TASK DESCRIPTION: Put the data, from its first line through the line that contains "x-tick-label: 9 Aug 2013 [280,753,335,764]", into a JSON list of strings with one string per line, leaving out any blank lines.

EXERCISE DATA:
++++++++
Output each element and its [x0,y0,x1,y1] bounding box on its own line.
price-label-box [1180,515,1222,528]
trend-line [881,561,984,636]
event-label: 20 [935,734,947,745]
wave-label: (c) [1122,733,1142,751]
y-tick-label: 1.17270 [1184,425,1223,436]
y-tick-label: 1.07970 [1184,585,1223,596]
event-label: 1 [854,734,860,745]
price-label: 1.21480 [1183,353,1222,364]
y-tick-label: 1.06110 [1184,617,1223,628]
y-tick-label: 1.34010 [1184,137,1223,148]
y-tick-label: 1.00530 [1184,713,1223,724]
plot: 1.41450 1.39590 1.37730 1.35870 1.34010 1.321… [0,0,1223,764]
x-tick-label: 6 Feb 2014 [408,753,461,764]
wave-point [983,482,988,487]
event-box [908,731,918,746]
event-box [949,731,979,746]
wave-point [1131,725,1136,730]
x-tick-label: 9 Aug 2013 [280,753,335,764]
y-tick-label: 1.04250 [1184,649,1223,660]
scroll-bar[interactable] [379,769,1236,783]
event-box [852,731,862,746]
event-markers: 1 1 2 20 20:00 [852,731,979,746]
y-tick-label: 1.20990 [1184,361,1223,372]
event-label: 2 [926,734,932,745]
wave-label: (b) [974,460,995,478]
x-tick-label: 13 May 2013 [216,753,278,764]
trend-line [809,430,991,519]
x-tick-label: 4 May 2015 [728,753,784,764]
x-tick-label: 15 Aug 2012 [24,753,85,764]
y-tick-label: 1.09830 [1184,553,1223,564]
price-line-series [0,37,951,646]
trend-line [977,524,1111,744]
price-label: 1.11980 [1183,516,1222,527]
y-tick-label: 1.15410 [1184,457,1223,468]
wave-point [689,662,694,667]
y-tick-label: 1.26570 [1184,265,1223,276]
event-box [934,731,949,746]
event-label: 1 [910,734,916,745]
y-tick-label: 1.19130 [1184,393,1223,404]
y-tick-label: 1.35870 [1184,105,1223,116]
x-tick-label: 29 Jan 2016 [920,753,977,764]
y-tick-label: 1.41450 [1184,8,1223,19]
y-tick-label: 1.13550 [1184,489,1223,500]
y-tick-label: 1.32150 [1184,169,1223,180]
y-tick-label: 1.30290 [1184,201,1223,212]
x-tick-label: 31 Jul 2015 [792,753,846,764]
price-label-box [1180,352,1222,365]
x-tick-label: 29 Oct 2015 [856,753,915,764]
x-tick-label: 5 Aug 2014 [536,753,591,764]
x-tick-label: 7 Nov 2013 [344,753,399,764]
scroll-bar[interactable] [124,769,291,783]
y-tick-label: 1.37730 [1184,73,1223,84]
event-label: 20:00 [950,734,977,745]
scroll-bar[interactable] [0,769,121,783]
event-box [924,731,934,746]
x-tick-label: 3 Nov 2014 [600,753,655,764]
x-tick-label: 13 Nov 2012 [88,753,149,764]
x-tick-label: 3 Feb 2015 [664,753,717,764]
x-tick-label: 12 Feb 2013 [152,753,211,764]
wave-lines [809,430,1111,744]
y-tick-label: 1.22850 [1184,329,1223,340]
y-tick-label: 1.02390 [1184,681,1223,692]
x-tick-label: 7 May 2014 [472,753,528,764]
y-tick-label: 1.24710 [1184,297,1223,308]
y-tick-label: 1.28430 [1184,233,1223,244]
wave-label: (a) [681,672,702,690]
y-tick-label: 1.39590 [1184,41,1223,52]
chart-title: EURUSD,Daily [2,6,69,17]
++++++++
CORRECT ANSWER:
[
  "Output each element and its [x0,y0,x1,y1] bounding box on its own line.",
  "price-label-box [1180,515,1222,528]",
  "trend-line [881,561,984,636]",
  "event-label: 20 [935,734,947,745]",
  "wave-label: (c) [1122,733,1142,751]",
  "y-tick-label: 1.17270 [1184,425,1223,436]",
  "y-tick-label: 1.07970 [1184,585,1223,596]",
  "event-label: 1 [854,734,860,745]",
  "price-label: 1.21480 [1183,353,1222,364]",
  "y-tick-label: 1.06110 [1184,617,1223,628]",
  "y-tick-label: 1.34010 [1184,137,1223,148]",
  "y-tick-label: 1.00530 [1184,713,1223,724]",
  "plot: 1.41450 1.39590 1.37730 1.35870 1.34010 1.321… [0,0,1223,764]",
  "x-tick-label: 6 Feb 2014 [408,753,461,764]",
  "wave-point [983,482,988,487]",
  "event-box [908,731,918,746]",
  "event-box [949,731,979,746]",
  "wave-point [1131,725,1136,730]",
  "x-tick-label: 9 Aug 2013 [280,753,335,764]"
]